>>>

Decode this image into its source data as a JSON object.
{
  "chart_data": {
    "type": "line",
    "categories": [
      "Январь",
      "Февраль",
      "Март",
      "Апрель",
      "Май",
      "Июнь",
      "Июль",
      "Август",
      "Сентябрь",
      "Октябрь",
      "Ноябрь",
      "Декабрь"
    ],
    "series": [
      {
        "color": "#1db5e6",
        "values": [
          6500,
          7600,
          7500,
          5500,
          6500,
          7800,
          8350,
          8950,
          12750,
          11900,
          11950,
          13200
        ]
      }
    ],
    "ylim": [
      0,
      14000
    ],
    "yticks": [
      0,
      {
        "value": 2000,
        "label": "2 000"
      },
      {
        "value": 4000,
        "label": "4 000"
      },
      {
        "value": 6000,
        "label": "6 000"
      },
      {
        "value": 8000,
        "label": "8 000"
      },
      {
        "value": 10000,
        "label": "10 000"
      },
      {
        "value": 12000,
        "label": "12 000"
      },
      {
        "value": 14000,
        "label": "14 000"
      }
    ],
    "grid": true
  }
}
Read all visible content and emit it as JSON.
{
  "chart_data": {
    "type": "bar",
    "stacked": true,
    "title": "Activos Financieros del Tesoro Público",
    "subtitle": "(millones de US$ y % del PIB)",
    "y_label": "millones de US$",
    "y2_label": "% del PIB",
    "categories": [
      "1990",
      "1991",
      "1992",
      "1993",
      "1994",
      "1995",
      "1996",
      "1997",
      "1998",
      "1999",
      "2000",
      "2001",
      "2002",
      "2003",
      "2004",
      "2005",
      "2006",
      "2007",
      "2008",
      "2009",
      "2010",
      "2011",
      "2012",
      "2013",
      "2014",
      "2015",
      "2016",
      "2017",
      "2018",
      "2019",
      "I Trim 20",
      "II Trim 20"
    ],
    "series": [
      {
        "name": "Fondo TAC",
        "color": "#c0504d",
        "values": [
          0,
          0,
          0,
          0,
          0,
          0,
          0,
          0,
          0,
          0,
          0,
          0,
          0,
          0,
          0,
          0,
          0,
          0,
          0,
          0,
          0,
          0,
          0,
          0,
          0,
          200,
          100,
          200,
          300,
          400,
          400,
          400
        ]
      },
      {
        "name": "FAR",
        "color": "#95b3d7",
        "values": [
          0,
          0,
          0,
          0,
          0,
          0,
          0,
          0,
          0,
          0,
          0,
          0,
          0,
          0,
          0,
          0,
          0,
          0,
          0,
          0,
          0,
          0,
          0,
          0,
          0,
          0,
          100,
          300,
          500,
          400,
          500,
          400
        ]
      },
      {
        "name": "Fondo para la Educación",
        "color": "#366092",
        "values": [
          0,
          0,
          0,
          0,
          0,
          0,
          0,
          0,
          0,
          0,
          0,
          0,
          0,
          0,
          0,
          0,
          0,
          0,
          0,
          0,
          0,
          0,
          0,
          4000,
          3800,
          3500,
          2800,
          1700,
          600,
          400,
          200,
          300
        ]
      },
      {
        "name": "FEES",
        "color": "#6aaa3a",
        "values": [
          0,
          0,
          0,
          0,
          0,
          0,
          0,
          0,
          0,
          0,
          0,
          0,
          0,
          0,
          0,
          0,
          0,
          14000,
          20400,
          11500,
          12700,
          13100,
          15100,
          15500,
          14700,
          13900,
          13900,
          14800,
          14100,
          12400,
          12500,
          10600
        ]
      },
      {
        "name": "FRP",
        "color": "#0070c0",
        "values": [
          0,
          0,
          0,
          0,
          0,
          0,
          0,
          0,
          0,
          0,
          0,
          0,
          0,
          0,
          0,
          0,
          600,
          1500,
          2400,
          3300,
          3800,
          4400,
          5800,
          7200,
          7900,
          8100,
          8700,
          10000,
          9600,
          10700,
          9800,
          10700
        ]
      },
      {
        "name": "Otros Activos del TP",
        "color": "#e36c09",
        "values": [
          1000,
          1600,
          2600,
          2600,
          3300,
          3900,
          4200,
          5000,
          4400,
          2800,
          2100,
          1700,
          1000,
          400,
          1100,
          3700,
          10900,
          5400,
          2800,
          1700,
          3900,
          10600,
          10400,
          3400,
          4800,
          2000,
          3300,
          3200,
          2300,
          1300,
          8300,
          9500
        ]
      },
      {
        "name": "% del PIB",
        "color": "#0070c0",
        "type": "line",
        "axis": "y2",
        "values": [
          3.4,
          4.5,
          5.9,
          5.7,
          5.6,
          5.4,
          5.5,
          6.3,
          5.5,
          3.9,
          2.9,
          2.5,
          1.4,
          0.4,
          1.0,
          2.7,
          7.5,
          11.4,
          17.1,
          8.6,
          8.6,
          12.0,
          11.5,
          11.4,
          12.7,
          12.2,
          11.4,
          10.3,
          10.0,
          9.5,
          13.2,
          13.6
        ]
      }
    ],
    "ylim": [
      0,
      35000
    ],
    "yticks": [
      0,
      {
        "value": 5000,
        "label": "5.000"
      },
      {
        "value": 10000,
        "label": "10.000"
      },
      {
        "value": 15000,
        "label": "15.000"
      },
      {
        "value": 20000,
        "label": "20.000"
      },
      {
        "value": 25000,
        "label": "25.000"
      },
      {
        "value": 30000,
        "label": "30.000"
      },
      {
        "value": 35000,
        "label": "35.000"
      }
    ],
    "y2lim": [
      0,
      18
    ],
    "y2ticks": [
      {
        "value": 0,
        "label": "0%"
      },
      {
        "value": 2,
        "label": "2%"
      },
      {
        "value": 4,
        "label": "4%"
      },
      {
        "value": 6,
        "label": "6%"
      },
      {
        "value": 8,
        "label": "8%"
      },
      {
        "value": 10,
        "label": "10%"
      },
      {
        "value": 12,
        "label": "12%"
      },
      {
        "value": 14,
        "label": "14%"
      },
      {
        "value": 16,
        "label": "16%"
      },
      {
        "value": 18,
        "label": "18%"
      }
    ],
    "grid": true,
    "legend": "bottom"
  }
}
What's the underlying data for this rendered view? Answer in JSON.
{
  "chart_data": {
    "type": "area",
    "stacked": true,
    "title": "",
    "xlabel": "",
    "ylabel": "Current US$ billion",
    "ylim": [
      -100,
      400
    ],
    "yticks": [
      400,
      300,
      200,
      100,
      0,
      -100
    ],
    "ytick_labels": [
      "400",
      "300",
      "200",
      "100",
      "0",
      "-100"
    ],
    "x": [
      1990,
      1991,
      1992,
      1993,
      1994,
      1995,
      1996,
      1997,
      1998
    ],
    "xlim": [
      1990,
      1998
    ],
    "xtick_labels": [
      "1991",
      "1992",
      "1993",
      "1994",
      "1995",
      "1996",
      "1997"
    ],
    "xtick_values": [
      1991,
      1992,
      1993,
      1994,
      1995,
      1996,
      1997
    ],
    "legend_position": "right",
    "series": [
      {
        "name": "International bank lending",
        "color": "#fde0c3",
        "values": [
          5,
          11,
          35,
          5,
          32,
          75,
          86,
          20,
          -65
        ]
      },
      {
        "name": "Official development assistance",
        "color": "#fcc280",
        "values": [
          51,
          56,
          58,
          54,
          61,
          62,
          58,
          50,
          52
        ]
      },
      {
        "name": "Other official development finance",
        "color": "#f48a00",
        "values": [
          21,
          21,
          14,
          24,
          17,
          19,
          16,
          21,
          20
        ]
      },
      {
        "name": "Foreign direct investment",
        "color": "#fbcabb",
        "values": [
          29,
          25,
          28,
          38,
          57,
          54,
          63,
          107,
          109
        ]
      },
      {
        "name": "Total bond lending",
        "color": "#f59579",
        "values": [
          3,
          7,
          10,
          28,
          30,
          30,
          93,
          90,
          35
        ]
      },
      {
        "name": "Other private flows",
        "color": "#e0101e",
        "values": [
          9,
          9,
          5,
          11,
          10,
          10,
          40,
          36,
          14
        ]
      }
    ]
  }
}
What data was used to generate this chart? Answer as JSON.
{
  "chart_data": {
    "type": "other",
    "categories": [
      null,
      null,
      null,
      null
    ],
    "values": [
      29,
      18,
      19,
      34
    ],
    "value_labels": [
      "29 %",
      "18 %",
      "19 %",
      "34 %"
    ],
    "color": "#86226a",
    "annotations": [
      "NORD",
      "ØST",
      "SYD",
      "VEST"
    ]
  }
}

<<<

* What is required
Search the entries for the string "Activos" and collect each line that has it.

* Result
    "title": "Activos Financieros del Tesoro Público",
        "name": "Otros Activos del TP",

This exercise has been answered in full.